──────── Recorded information ────────
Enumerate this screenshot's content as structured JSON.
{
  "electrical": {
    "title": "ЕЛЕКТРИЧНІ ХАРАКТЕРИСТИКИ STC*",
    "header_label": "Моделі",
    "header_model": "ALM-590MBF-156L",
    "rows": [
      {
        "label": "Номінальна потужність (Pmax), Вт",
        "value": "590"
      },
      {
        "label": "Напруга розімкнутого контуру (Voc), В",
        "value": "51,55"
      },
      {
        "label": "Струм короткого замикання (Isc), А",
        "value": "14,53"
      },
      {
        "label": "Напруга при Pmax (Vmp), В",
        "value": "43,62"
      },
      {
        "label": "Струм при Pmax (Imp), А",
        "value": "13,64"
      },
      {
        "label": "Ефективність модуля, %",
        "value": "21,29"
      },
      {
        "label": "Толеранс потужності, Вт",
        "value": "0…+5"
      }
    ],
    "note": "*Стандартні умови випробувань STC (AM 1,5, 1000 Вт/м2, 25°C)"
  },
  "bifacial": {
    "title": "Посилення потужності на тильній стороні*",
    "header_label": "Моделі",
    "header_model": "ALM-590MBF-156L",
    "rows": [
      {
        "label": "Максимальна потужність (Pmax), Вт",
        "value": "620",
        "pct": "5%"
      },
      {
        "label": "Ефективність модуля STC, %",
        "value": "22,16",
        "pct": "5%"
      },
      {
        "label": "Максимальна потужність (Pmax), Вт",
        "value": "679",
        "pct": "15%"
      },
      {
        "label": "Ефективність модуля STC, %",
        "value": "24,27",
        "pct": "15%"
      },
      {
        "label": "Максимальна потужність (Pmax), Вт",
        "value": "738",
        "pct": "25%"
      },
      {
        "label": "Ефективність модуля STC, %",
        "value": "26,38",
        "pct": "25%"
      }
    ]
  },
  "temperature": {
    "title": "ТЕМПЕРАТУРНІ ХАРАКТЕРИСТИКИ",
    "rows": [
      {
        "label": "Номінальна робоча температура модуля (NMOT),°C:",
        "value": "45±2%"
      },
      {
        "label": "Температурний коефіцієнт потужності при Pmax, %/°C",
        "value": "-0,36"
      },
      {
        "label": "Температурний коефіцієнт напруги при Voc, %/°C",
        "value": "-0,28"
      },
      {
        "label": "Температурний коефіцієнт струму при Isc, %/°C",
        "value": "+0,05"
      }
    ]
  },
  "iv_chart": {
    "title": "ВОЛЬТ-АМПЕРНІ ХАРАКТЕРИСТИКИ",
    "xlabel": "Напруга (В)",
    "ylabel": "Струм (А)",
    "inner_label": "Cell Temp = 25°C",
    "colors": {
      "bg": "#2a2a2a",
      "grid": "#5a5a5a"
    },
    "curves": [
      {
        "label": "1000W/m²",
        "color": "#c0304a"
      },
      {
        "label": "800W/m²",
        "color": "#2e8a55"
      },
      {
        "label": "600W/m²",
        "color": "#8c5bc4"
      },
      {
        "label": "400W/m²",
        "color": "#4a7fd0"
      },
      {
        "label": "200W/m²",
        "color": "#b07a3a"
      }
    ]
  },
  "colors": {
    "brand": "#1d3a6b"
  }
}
────────
> **What is asked**: Copy all the records above precisely.

> **Solution for this task**:
Enumerate this screenshot's content as structured JSON.
{
  "electrical": {
    "title": "ЕЛЕКТРИЧНІ ХАРАКТЕРИСТИКИ STC*",
    "header_label": "Моделі",
    "header_model": "ALM-590MBF-156L",
    "rows": [
      {
        "label": "Номінальна потужність (Pmax), Вт",
        "value": "590"
      },
      {
        "label": "Напруга розімкнутого контуру (Voc), В",
        "value": "51,55"
      },
      {
        "label": "Струм короткого замикання (Isc), А",
        "value": "14,53"
      },
      {
        "label": "Напруга при Pmax (Vmp), В",
        "value": "43,62"
      },
      {
        "label": "Струм при Pmax (Imp), А",
        "value": "13,64"
      },
      {
        "label": "Ефективність модуля, %",
        "value": "21,29"
      },
      {
        "label": "Толеранс потужності, Вт",
        "value": "0…+5"
      }
    ],
    "note": "*Стандартні умови випробувань STC (AM 1,5, 1000 Вт/м2, 25°C)"
  },
  "bifacial": {
    "title": "Посилення потужності на тильній стороні*",
    "header_label": "Моделі",
    "header_model": "ALM-590MBF-156L",
    "rows": [
      {
        "label": "Максимальна потужність (Pmax), Вт",
        "value": "620",
        "pct": "5%"
      },
      {
        "label": "Ефективність модуля STC, %",
        "value": "22,16",
        "pct": "5%"
      },
      {
        "label": "Максимальна потужність (Pmax), Вт",
        "value": "679",
        "pct": "15%"
      },
      {
        "label": "Ефективність модуля STC, %",
        "value": "24,27",
        "pct": "15%"
      },
      {
        "label": "Максимальна потужність (Pmax), Вт",
        "value": "738",
        "pct": "25%"
      },
      {
        "label": "Ефективність модуля STC, %",
        "value": "26,38",
        "pct": "25%"
      }
    ]
  },
  "temperature": {
    "title": "ТЕМПЕРАТУРНІ ХАРАКТЕРИСТИКИ",
    "rows": [
      {
        "label": "Номінальна робоча температура модуля (NMOT),°C:",
        "value": "45±2%"
      },
      {
        "label": "Температурний коефіцієнт потужності при Pmax, %/°C",
        "value": "-0,36"
      },
      {
        "label": "Температурний коефіцієнт напруги при Voc, %/°C",
        "value": "-0,28"
      },
      {
        "label": "Температурний коефіцієнт струму при Isc, %/°C",
        "value": "+0,05"
      }
    ]
  },
  "iv_chart": {
    "title": "ВОЛЬТ-АМПЕРНІ ХАРАКТЕРИСТИКИ",
    "xlabel": "Напруга (В)",
    "ylabel": "Струм (А)",
    "inner_label": "Cell Temp = 25°C",
    "colors": {
      "bg": "#2a2a2a",
      "grid": "#5a5a5a"
    },
    "curves": [
      {
        "label": "1000W/m²",
        "color": "#c0304a"
      },
      {
        "label": "800W/m²",
        "color": "#2e8a55"
      },
      {
        "label": "600W/m²",
        "color": "#8c5bc4"
      },
      {
        "label": "400W/m²",
        "color": "#4a7fd0"
      },
      {
        "label": "200W/m²",
        "color": "#b07a3a"
      }
    ]
  },
  "colors": {
    "brand": "#1d3a6b"
  }
}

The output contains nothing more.